- Supplied data -
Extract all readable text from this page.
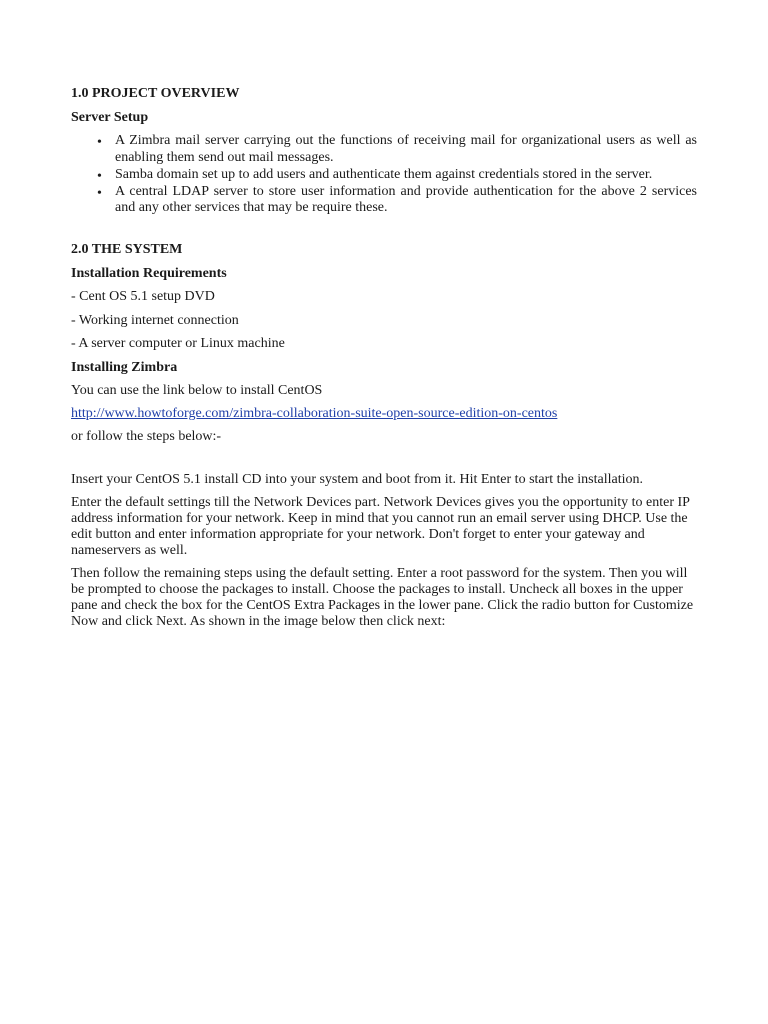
1.0 PROJECT OVERVIEW
Server Setup
• A Zimbra mail server carrying out the functions of receiving mail for organizational users as well as enabling them send out mail messages.
• Samba domain set up to add users and authenticate them against credentials stored in the server.
• A central LDAP server to store user information and provide authentication for the above 2 services and any other services that may be require these.
2.0 THE SYSTEM
Installation Requirements
- Cent OS 5.1 setup DVD
- Working internet connection
- A server computer or Linux machine
Installing Zimbra
You can use the link below to install CentOS
http://www.howtoforge.com/zimbra-collaboration-suite-open-source-edition-on-centos
or follow the steps below:-
Insert your CentOS 5.1 install CD into your system and boot from it. Hit Enter to start the installation.
Enter the default settings till the Network Devices part. Network Devices gives you the opportunity to enter IP address information for your network. Keep in mind that you cannot run an email server using DHCP. Use the edit button and enter information appropriate for your network. Don't forget to enter your gateway and nameservers as well.
Then follow the remaining steps using the default setting. Enter a root password for the system. Then you will be prompted to choose the packages to install. Choose the packages to install. Uncheck all boxes in the upper pane and check the box for the CentOS Extra Packages in the lower pane. Click the radio button for Customize Now and click Next. As shown in the image below then click next:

- Description of the task -
Scan the data above and copy every line with "steps" in it.

- Worked solution -
or follow the steps below:-
Then follow the remaining steps using the default setting. Enter a root password for the system. Then you will be prompted to choose the packages to install. Choose the packages to install. Uncheck all boxes in the upper pane and check the box for the CentOS Extra Packages in the lower pane. Click the radio button for Customize Now and click Next. As shown in the image below then click next:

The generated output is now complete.